### Data to process

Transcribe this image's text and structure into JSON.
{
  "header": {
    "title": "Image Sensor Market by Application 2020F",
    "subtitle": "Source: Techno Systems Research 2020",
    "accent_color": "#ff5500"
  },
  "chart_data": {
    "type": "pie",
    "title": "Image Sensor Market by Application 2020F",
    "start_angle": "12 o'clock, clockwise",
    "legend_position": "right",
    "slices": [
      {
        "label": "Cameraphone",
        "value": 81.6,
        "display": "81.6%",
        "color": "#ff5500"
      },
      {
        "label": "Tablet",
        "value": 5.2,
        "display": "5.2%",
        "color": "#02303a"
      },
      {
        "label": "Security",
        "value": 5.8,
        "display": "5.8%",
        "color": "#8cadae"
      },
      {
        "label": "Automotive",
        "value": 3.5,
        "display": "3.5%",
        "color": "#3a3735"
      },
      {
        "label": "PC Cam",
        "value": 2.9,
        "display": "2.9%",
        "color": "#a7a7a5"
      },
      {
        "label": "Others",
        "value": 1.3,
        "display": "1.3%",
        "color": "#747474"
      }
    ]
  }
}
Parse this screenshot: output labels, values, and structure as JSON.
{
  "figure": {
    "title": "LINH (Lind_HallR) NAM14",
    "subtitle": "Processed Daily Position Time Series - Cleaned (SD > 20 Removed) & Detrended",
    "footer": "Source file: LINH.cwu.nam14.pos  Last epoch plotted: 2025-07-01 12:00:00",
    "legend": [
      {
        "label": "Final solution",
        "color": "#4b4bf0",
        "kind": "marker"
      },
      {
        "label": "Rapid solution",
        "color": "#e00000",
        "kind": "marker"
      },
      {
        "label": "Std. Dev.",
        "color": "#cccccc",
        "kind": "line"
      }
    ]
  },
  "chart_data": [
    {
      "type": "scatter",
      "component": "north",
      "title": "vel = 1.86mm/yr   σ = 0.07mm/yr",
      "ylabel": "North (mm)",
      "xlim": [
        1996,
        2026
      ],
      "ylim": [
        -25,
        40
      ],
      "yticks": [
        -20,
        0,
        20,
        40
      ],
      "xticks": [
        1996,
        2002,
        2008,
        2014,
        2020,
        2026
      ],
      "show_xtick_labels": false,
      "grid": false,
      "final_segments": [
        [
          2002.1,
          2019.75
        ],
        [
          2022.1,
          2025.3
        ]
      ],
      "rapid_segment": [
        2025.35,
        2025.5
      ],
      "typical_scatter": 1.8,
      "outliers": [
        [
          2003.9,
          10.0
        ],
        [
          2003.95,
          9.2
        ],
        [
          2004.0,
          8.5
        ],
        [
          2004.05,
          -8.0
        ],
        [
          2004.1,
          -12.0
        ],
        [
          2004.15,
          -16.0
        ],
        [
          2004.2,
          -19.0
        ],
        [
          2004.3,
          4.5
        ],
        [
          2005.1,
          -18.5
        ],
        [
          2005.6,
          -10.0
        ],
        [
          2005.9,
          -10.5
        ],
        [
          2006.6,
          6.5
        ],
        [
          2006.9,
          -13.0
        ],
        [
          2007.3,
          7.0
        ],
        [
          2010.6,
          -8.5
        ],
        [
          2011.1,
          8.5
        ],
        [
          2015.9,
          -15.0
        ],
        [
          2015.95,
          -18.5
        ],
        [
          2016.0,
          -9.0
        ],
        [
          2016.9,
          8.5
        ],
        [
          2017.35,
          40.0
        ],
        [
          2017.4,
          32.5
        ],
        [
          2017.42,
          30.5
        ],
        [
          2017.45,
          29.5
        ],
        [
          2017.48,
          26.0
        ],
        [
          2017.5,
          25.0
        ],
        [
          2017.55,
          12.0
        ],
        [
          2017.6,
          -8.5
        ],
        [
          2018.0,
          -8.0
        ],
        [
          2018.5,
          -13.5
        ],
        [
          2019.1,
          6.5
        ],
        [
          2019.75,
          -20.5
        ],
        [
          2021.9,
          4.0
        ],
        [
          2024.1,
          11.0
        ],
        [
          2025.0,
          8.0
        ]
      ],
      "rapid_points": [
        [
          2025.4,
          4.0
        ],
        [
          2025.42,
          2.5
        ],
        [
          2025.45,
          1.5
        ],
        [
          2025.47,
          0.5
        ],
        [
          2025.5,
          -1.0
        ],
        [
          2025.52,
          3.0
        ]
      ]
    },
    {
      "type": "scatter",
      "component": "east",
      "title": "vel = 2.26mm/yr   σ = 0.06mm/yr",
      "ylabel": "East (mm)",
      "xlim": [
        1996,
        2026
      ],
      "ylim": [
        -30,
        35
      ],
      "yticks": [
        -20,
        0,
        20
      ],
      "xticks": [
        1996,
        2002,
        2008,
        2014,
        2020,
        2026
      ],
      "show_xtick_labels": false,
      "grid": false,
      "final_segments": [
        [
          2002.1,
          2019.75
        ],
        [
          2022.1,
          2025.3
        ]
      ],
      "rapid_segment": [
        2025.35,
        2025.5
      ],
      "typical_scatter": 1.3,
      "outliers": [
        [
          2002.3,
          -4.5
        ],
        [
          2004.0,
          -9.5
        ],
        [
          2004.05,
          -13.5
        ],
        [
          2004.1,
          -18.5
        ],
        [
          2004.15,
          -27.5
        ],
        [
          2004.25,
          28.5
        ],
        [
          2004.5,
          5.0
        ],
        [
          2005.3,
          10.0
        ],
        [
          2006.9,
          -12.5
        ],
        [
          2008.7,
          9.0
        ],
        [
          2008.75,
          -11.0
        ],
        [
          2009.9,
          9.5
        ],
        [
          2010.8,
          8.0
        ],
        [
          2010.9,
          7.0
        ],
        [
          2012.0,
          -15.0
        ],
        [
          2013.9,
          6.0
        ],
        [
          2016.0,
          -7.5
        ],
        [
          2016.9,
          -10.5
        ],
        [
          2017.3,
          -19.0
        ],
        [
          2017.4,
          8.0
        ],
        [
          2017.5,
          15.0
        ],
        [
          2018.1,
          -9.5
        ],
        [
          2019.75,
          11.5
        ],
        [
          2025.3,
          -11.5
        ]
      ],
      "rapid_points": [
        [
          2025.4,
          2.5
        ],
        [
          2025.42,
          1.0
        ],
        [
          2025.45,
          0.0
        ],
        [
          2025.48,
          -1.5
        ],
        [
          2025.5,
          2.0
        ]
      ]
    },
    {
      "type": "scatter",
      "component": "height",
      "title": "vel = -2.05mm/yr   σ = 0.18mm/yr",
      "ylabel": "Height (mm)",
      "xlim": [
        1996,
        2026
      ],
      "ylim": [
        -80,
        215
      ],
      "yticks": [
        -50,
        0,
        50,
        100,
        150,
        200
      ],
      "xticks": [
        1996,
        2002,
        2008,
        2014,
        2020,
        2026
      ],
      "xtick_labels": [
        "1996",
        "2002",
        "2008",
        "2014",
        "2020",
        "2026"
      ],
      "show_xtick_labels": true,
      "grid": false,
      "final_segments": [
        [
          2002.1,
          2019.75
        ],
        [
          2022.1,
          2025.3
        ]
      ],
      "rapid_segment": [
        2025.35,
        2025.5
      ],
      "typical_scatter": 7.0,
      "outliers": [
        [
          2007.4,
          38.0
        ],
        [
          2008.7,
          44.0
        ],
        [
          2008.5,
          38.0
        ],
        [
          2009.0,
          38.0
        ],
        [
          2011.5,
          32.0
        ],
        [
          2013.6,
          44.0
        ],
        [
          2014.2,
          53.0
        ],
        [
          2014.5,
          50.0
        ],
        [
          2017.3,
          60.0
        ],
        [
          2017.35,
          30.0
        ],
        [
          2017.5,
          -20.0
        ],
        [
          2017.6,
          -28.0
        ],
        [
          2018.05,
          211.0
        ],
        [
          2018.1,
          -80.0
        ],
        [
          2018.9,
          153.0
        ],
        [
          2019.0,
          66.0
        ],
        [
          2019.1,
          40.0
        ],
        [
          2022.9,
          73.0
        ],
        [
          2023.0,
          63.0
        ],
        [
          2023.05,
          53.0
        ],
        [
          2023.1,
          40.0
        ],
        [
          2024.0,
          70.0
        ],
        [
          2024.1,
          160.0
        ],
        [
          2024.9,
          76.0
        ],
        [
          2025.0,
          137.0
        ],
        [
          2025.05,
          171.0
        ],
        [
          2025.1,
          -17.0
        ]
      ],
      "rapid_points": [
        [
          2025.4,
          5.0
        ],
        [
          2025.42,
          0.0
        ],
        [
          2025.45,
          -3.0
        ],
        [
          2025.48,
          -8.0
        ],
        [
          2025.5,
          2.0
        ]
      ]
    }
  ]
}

### Task
Reply with one number only: how many lines of the listing hold "solution"?

### Task result
2